Requirement
Repeat each entry in full, exactly.

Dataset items

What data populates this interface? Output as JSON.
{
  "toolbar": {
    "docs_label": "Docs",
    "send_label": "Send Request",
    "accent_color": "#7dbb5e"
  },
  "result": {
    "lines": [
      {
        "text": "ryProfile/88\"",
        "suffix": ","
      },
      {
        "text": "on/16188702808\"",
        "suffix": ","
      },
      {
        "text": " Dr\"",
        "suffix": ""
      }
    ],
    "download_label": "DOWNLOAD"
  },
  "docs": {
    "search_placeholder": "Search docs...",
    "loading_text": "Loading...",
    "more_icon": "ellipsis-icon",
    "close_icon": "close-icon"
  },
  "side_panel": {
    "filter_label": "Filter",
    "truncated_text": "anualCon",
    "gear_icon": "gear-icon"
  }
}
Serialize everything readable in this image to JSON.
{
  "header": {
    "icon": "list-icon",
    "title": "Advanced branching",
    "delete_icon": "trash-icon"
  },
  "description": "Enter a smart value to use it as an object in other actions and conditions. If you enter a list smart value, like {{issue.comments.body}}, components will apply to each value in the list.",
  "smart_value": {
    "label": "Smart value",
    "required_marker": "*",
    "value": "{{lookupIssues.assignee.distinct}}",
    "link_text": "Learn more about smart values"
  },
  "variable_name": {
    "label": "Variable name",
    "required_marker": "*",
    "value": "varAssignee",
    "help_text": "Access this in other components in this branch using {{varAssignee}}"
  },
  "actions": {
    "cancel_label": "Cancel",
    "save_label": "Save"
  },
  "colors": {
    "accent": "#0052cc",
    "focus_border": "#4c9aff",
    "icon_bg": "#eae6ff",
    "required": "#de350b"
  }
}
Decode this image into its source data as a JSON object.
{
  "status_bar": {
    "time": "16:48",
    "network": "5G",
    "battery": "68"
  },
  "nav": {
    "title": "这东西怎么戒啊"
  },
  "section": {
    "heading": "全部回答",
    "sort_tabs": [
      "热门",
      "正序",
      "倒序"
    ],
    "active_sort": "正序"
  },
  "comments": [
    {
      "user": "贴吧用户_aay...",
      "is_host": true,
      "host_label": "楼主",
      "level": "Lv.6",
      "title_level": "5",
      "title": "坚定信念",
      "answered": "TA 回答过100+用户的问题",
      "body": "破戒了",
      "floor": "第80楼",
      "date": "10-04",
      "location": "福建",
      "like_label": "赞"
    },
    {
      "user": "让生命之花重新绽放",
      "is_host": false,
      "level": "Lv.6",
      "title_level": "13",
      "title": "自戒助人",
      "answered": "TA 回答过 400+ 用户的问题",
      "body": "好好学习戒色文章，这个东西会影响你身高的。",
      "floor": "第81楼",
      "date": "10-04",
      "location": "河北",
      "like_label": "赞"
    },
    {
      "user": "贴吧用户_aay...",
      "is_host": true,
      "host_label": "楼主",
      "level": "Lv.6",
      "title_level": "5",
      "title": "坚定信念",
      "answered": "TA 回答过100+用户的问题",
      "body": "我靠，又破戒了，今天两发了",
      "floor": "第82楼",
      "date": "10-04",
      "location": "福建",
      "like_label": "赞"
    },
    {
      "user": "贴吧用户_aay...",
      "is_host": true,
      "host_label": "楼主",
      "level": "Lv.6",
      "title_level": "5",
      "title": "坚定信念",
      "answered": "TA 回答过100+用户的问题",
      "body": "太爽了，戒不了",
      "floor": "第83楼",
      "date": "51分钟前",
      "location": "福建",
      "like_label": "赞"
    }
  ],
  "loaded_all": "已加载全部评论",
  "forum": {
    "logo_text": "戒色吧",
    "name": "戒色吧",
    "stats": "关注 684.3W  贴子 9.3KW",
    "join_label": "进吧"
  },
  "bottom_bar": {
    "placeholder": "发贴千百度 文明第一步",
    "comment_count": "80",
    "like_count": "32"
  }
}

Right answer
What data populates this interface? Output as JSON.
{
  "toolbar": {
    "docs_label": "Docs",
    "send_label": "Send Request",
    "accent_color": "#7dbb5e"
  },
  "result": {
    "lines": [
      {
        "text": "ryProfile/88\"",
        "suffix": ","
      },
      {
        "text": "on/16188702808\"",
        "suffix": ","
      },
      {
        "text": " Dr\"",
        "suffix": ""
      }
    ],
    "download_label": "DOWNLOAD"
  },
  "docs": {
    "search_placeholder": "Search docs...",
    "loading_text": "Loading...",
    "more_icon": "ellipsis-icon",
    "close_icon": "close-icon"
  },
  "side_panel": {
    "filter_label": "Filter",
    "truncated_text": "anualCon",
    "gear_icon": "gear-icon"
  }
}
Serialize everything readable in this image to JSON.
{
  "header": {
    "icon": "list-icon",
    "title": "Advanced branching",
    "delete_icon": "trash-icon"
  },
  "description": "Enter a smart value to use it as an object in other actions and conditions. If you enter a list smart value, like {{issue.comments.body}}, components will apply to each value in the list.",
  "smart_value": {
    "label": "Smart value",
    "required_marker": "*",
    "value": "{{lookupIssues.assignee.distinct}}",
    "link_text": "Learn more about smart values"
  },
  "variable_name": {
    "label": "Variable name",
    "required_marker": "*",
    "value": "varAssignee",
    "help_text": "Access this in other components in this branch using {{varAssignee}}"
  },
  "actions": {
    "cancel_label": "Cancel",
    "save_label": "Save"
  },
  "colors": {
    "accent": "#0052cc",
    "focus_border": "#4c9aff",
    "icon_bg": "#eae6ff",
    "required": "#de350b"
  }
}
Decode this image into its source data as a JSON object.
{
  "status_bar": {
    "time": "16:48",
    "network": "5G",
    "battery": "68"
  },
  "nav": {
    "title": "这东西怎么戒啊"
  },
  "section": {
    "heading": "全部回答",
    "sort_tabs": [
      "热门",
      "正序",
      "倒序"
    ],
    "active_sort": "正序"
  },
  "comments": [
    {
      "user": "贴吧用户_aay...",
      "is_host": true,
      "host_label": "楼主",
      "level": "Lv.6",
      "title_level": "5",
      "title": "坚定信念",
      "answered": "TA 回答过100+用户的问题",
      "body": "破戒了",
      "floor": "第80楼",
      "date": "10-04",
      "location": "福建",
      "like_label": "赞"
    },
    {
      "user": "让生命之花重新绽放",
      "is_host": false,
      "level": "Lv.6",
      "title_level": "13",
      "title": "自戒助人",
      "answered": "TA 回答过 400+ 用户的问题",
      "body": "好好学习戒色文章，这个东西会影响你身高的。",
      "floor": "第81楼",
      "date": "10-04",
      "location": "河北",
      "like_label": "赞"
    },
    {
      "user": "贴吧用户_aay...",
      "is_host": true,
      "host_label": "楼主",
      "level": "Lv.6",
      "title_level": "5",
      "title": "坚定信念",
      "answered": "TA 回答过100+用户的问题",
      "body": "我靠，又破戒了，今天两发了",
      "floor": "第82楼",
      "date": "10-04",
      "location": "福建",
      "like_label": "赞"
    },
    {
      "user": "贴吧用户_aay...",
      "is_host": true,
      "host_label": "楼主",
      "level": "Lv.6",
      "title_level": "5",
      "title": "坚定信念",
      "answered": "TA 回答过100+用户的问题",
      "body": "太爽了，戒不了",
      "floor": "第83楼",
      "date": "51分钟前",
      "location": "福建",
      "like_label": "赞"
    }
  ],
  "loaded_all": "已加载全部评论",
  "forum": {
    "logo_text": "戒色吧",
    "name": "戒色吧",
    "stats": "关注 684.3W  贴子 9.3KW",
    "join_label": "进吧"
  },
  "bottom_bar": {
    "placeholder": "发贴千百度 文明第一步",
    "comment_count": "80",
    "like_count": "32"
  }
}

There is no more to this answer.